§ EXERCISE REQUIREMENTS
Locate and copy each line in the data that contains the word "Track".
_ _ _ _ _
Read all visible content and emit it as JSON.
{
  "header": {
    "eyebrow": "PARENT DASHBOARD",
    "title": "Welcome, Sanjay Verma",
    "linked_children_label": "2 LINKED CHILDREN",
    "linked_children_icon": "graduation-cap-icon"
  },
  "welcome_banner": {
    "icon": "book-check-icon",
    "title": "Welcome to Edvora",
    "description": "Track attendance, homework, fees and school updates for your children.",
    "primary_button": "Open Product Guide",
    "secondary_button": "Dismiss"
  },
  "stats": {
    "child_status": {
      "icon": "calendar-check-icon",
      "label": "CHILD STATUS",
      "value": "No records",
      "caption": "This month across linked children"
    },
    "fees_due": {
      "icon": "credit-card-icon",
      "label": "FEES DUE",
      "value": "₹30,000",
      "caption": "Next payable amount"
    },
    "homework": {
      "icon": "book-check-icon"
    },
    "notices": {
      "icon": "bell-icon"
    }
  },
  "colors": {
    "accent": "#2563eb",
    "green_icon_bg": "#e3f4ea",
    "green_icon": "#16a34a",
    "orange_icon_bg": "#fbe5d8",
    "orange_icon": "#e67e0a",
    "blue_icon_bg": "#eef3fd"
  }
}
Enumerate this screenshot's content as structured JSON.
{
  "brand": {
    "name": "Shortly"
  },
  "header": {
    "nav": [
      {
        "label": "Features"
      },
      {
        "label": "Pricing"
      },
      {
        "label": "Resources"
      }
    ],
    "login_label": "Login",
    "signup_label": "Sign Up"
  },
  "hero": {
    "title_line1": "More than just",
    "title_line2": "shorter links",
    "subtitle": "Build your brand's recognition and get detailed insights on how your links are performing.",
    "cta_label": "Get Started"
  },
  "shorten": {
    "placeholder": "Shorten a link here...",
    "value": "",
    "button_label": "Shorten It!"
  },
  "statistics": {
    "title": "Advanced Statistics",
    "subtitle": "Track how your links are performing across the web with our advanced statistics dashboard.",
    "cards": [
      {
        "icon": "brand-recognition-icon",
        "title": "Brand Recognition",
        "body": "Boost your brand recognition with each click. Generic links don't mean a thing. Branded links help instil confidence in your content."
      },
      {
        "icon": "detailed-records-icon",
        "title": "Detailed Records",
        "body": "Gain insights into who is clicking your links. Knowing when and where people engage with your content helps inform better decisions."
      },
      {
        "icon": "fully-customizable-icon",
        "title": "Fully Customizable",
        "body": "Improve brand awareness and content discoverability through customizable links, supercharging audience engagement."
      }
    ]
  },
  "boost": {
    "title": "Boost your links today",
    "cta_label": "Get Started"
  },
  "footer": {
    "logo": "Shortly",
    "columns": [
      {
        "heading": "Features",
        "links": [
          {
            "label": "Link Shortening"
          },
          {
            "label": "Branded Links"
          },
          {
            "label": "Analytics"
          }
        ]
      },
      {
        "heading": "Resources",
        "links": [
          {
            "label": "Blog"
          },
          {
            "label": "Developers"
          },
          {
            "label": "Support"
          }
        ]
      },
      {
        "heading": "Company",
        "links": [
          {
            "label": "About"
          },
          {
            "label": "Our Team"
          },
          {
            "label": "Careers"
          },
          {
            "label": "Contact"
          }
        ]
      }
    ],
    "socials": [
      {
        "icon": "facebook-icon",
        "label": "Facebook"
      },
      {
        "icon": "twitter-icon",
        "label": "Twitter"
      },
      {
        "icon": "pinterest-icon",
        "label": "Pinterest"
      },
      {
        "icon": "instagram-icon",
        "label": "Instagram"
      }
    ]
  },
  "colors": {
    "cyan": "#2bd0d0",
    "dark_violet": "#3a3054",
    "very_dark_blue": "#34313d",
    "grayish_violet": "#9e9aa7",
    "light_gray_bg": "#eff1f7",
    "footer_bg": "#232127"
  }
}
_ _ _ _ _
§ OUTPUT OF THE TASK
    "description": "Track attendance, homework, fees and school updates for your children.",
    "subtitle": "Track how your links are performing across the web with our advanced statistics dashboard.",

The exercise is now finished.